**BRIEF**
Wherever "Observed" appears in a line, copy that line.

________________________________________

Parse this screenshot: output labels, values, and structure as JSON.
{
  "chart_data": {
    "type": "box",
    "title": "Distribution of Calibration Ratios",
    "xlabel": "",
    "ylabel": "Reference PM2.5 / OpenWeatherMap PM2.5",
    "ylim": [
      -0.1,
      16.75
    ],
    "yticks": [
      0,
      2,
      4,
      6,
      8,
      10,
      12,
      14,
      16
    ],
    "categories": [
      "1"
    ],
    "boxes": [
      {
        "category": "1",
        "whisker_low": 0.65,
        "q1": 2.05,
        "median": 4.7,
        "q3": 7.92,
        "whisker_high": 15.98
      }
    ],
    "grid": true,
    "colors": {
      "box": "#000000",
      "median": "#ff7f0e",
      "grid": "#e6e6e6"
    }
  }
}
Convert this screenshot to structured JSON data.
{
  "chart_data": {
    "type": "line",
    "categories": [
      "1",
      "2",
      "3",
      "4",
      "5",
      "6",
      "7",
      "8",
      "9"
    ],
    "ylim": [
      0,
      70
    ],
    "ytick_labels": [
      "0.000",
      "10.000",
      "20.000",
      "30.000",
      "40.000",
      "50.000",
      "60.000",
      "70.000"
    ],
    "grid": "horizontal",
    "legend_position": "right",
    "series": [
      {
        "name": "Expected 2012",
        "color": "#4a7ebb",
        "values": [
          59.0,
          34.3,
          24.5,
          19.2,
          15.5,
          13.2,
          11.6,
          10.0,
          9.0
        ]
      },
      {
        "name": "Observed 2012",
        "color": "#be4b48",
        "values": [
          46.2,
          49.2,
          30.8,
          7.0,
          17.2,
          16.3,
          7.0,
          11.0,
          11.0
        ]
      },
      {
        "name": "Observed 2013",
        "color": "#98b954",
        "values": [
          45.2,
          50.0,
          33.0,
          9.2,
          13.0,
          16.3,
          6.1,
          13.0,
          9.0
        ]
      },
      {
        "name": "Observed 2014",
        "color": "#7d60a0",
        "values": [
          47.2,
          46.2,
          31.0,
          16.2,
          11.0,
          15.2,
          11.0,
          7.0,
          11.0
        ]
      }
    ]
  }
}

________________________________________

**EXERCISE ANSWER**
        "name": "Observed 2012",
        "name": "Observed 2013",
        "name": "Observed 2014",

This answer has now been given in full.